### Instructions for the task:
Do not carry the pictures over; copy every other part of the entries exactly.

______________________________

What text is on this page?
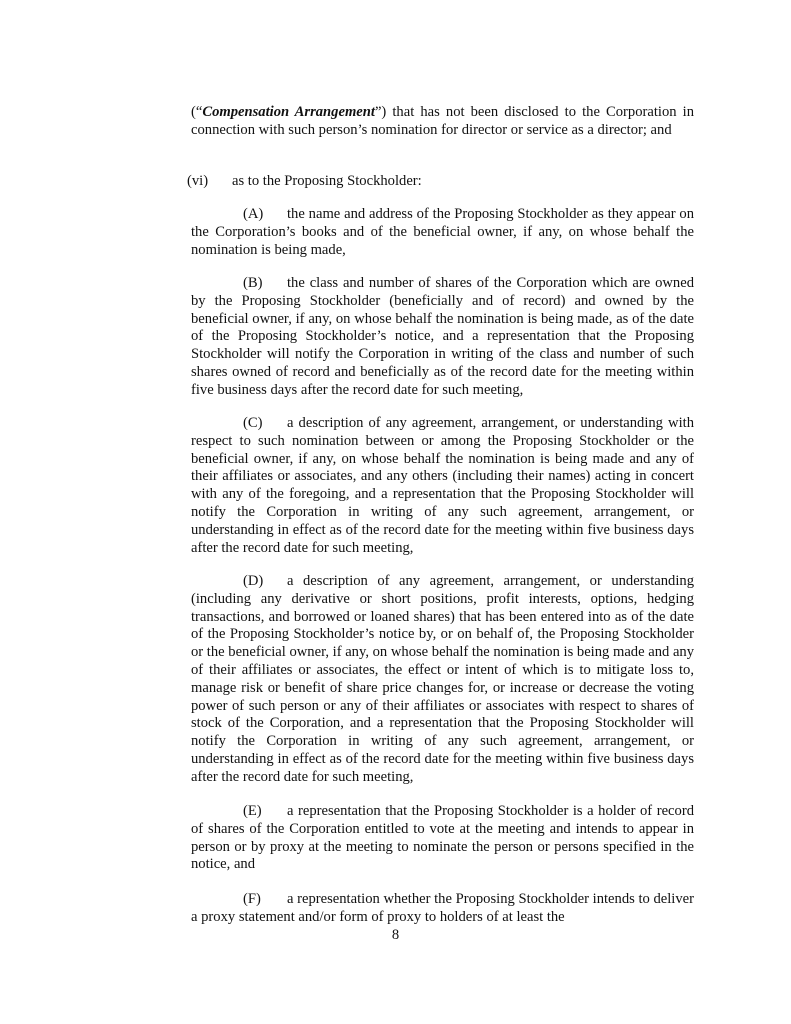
(“Compensation Arrangement”) that has not been disclosed to the Corporation in connection with such person’s nomination for director or service as a director; and

(vi) as to the Proposing Stockholder:

(A) the name and address of the Proposing Stockholder as they appear on the Corporation’s books and of the beneficial owner, if any, on whose behalf the nomination is being made,

(B) the class and number of shares of the Corporation which are owned by the Proposing Stockholder (beneficially and of record) and owned by the beneficial owner, if any, on whose behalf the nomination is being made, as of the date of the Proposing Stockholder’s notice, and a representation that the Proposing Stockholder will notify the Corporation in writing of the class and number of such shares owned of record and beneficially as of the record date for the meeting within five business days after the record date for such meeting,

(C) a description of any agreement, arrangement, or understanding with respect to such nomination between or among the Proposing Stockholder or the beneficial owner, if any, on whose behalf the nomination is being made and any of their affiliates or associates, and any others (including their names) acting in concert with any of the foregoing, and a representation that the Proposing Stockholder will notify the Corporation in writing of any such agreement, arrangement, or understanding in effect as of the record date for the meeting within five business days after the record date for such meeting,

(D) a description of any agreement, arrangement, or understanding (including any derivative or short positions, profit interests, options, hedging transactions, and borrowed or loaned shares) that has been entered into as of the date of the Proposing Stockholder’s notice by, or on behalf of, the Proposing Stockholder or the beneficial owner, if any, on whose behalf the nomination is being made and any of their affiliates or associates, the effect or intent of which is to mitigate loss to, manage risk or benefit of share price changes for, or increase or decrease the voting power of such person or any of their affiliates or associates with respect to shares of stock of the Corporation, and a representation that the Proposing Stockholder will notify the Corporation in writing of any such agreement, arrangement, or understanding in effect as of the record date for the meeting within five business days after the record date for such meeting,

(E) a representation that the Proposing Stockholder is a holder of record of shares of the Corporation entitled to vote at the meeting and intends to appear in person or by proxy at the meeting to nominate the person or persons specified in the notice, and

(F) a representation whether the Proposing Stockholder intends to deliver a proxy statement and/or form of proxy to holders of at least the

8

______________________________

### Solution to this task:
What text is on this page?
(“Compensation Arrangement”) that has not been disclosed to the Corporation in connection with such person’s nomination for director or service as a director; and

(vi) as to the Proposing Stockholder:

(A) the name and address of the Proposing Stockholder as they appear on the Corporation’s books and of the beneficial owner, if any, on whose behalf the nomination is being made,

(B) the class and number of shares of the Corporation which are owned by the Proposing Stockholder (beneficially and of record) and owned by the beneficial owner, if any, on whose behalf the nomination is being made, as of the date of the Proposing Stockholder’s notice, and a representation that the Proposing Stockholder will notify the Corporation in writing of the class and number of such shares owned of record and beneficially as of the record date for the meeting within five business days after the record date for such meeting,

(C) a description of any agreement, arrangement, or understanding with respect to such nomination between or among the Proposing Stockholder or the beneficial owner, if any, on whose behalf the nomination is being made and any of their affiliates or associates, and any others (including their names) acting in concert with any of the foregoing, and a representation that the Proposing Stockholder will notify the Corporation in writing of any such agreement, arrangement, or understanding in effect as of the record date for the meeting within five business days after the record date for such meeting,

(D) a description of any agreement, arrangement, or understanding (including any derivative or short positions, profit interests, options, hedging transactions, and borrowed or loaned shares) that has been entered into as of the date of the Proposing Stockholder’s notice by, or on behalf of, the Proposing Stockholder or the beneficial owner, if any, on whose behalf the nomination is being made and any of their affiliates or associates, the effect or intent of which is to mitigate loss to, manage risk or benefit of share price changes for, or increase or decrease the voting power of such person or any of their affiliates or associates with respect to shares of stock of the Corporation, and a representation that the Proposing Stockholder will notify the Corporation in writing of any such agreement, arrangement, or understanding in effect as of the record date for the meeting within five business days after the record date for such meeting,

(E) a representation that the Proposing Stockholder is a holder of record of shares of the Corporation entitled to vote at the meeting and intends to appear in person or by proxy at the meeting to nominate the person or persons specified in the notice, and

(F) a representation whether the Proposing Stockholder intends to deliver a proxy statement and/or form of proxy to holders of at least the

8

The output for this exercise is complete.